• Challenge: Copy every line of the entries that includes the word "Annual".

(Figure record extracts)
+++

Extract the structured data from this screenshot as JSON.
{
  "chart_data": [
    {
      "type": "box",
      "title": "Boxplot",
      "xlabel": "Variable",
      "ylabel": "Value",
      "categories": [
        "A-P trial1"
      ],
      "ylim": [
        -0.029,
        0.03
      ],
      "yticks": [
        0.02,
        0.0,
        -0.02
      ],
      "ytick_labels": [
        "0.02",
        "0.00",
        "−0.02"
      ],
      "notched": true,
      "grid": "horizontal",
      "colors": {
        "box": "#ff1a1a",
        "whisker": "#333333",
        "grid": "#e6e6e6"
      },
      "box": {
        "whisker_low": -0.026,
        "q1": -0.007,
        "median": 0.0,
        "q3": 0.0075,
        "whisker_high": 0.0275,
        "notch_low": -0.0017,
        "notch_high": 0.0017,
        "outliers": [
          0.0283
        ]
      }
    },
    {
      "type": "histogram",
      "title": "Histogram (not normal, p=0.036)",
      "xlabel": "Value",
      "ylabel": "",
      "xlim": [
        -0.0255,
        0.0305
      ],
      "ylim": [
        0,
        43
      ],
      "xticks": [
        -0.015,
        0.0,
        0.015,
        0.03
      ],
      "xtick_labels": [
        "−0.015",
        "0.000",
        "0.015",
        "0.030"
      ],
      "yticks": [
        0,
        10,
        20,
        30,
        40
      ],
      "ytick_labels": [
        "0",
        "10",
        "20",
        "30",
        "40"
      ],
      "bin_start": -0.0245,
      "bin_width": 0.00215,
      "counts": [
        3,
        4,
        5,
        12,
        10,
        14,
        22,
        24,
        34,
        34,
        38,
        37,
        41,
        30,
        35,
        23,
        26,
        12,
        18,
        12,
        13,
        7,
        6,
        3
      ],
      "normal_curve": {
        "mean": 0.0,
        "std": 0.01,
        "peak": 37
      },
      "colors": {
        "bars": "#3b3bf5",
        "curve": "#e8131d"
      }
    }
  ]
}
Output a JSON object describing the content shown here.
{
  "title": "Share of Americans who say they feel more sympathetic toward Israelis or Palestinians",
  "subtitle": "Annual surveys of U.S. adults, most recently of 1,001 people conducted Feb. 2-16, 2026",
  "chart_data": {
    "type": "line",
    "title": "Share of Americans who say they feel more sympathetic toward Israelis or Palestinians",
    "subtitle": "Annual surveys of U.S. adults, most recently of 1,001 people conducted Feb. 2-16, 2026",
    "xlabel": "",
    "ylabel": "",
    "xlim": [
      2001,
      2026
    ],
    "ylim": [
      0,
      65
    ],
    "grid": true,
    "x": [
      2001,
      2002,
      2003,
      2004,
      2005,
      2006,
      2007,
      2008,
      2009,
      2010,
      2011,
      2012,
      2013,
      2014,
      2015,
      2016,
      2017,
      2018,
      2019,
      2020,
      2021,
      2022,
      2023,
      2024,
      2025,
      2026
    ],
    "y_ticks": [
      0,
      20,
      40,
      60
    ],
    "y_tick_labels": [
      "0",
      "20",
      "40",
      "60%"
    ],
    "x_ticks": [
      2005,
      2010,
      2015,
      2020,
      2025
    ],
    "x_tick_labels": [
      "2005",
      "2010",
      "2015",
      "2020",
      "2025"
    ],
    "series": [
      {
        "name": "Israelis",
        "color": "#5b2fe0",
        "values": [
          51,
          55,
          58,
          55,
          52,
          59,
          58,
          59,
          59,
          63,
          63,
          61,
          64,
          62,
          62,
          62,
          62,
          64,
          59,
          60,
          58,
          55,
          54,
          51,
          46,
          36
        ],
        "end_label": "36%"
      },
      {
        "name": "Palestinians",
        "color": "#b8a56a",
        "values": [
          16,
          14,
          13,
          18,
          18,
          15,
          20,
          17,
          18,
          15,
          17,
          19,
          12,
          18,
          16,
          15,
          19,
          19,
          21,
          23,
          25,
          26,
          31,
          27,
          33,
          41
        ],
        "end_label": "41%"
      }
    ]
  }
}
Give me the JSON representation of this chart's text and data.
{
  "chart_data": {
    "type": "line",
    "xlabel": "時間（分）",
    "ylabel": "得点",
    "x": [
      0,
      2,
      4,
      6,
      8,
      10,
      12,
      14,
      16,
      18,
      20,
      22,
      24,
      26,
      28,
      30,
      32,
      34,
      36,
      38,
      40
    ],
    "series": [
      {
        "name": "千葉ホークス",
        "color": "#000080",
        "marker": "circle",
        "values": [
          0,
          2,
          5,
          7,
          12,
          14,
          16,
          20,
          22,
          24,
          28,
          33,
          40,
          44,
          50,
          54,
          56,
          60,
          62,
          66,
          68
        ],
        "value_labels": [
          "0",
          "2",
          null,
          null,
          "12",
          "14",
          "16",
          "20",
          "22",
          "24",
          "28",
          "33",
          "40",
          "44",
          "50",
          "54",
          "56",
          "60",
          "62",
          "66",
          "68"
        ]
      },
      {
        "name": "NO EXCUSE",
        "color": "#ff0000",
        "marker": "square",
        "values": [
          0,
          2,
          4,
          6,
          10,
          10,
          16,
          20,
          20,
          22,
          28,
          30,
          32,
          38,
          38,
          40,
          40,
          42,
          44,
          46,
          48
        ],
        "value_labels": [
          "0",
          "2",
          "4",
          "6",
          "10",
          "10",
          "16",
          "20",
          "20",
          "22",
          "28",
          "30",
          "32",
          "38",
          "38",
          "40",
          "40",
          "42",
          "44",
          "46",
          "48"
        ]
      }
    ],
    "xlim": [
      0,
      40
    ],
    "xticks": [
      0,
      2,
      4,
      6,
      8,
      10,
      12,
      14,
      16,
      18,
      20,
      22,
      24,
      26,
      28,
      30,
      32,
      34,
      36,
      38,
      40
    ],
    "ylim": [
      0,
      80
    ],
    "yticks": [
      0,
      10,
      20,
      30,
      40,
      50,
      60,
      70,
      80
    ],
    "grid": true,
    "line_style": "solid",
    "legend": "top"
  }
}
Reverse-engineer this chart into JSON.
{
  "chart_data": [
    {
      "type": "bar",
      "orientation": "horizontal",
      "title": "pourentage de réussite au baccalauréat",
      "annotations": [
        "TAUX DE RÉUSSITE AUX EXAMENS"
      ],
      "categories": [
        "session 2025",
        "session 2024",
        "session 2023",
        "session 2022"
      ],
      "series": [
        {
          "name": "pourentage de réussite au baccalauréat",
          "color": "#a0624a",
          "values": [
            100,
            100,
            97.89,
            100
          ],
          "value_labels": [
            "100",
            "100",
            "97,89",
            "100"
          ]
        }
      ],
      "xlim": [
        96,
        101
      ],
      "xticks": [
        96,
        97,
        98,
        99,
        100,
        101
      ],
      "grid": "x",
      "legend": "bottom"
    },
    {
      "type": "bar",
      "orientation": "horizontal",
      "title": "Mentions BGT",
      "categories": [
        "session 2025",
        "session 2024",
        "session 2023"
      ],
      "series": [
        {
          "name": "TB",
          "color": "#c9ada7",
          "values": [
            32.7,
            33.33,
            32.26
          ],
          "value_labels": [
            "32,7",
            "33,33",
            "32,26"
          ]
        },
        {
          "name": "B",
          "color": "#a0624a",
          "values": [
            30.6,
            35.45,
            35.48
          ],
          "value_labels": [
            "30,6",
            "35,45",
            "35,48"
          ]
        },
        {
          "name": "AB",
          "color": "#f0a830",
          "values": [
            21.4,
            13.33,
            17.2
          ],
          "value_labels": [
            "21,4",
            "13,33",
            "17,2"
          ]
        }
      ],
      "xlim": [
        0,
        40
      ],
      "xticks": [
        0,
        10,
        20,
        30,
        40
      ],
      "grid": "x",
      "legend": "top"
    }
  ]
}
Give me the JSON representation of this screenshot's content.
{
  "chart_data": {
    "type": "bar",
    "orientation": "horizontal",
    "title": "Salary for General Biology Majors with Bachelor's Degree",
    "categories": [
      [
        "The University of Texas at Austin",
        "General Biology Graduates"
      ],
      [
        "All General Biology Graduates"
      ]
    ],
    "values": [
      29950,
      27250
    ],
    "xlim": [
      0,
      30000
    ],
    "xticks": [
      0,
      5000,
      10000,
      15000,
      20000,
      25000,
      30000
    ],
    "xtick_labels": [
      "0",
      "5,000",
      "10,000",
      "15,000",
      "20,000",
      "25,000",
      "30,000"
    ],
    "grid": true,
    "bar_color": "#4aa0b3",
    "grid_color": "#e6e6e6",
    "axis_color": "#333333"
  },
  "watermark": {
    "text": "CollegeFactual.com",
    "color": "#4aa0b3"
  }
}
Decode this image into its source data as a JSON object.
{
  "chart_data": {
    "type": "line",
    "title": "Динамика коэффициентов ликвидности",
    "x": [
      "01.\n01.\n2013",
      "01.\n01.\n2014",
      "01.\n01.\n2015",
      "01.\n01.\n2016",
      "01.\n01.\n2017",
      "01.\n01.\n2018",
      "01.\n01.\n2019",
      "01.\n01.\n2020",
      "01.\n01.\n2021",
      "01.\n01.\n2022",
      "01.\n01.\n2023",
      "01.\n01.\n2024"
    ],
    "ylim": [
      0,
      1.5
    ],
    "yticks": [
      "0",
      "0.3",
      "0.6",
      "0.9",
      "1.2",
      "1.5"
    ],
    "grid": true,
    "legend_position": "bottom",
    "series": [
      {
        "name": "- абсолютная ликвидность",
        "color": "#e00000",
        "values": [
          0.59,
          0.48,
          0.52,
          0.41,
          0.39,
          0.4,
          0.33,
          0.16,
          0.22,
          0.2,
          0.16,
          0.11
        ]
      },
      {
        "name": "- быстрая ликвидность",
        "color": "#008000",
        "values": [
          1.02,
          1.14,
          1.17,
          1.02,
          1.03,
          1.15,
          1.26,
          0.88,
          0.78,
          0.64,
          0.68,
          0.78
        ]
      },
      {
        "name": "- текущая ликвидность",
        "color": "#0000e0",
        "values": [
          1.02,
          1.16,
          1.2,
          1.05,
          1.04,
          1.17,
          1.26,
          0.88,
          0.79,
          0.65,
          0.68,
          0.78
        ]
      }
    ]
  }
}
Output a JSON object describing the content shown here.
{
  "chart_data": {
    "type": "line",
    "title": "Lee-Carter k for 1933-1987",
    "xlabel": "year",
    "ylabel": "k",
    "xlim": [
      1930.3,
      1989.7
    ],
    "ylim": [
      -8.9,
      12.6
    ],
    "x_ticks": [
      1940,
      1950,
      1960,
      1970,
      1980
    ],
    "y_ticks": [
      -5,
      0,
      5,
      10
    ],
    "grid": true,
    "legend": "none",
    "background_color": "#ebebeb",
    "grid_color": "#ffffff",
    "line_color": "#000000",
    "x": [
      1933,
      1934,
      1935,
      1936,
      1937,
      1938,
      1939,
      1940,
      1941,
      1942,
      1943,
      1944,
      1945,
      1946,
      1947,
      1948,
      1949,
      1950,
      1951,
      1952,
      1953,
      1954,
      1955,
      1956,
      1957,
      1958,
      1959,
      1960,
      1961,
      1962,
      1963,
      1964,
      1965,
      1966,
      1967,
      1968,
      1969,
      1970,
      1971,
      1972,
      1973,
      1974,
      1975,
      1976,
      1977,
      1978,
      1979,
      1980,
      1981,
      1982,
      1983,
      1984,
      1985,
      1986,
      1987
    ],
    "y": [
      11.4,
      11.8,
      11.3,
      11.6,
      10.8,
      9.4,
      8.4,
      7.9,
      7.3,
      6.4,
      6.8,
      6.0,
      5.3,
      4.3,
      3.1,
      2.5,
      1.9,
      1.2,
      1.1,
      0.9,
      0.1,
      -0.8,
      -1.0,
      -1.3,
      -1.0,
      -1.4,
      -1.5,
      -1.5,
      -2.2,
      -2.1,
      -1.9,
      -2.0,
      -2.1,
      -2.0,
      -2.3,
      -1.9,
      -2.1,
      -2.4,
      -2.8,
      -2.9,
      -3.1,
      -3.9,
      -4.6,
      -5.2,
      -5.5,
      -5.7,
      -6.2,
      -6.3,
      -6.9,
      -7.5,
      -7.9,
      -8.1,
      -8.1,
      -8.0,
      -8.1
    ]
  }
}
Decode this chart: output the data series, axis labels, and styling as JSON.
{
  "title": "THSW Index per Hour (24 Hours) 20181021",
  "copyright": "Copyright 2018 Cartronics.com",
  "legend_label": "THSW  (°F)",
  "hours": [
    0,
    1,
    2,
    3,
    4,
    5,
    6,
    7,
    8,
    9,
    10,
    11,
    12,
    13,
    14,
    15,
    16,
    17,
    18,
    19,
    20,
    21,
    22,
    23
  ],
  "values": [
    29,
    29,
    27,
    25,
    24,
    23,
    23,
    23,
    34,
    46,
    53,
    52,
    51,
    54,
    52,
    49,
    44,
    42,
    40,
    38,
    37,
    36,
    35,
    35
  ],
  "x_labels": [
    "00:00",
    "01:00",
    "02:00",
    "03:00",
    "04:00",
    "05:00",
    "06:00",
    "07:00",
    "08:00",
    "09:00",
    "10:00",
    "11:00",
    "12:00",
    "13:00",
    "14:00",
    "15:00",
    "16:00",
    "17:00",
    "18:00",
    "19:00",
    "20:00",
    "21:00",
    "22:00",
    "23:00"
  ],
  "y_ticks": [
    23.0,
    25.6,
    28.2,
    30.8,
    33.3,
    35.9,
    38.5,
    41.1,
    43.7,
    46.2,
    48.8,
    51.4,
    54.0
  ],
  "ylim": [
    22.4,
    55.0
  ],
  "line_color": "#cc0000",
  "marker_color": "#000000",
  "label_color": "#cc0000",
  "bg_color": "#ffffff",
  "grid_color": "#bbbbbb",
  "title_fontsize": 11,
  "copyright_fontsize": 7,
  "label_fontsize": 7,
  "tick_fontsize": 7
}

+++

• Output for this task:
  "subtitle": "Annual surveys of U.S. adults, most recently of 1,001 people conducted Feb. 2-16, 2026",
    "subtitle": "Annual surveys of U.S. adults, most recently of 1,001 people conducted Feb. 2-16, 2026",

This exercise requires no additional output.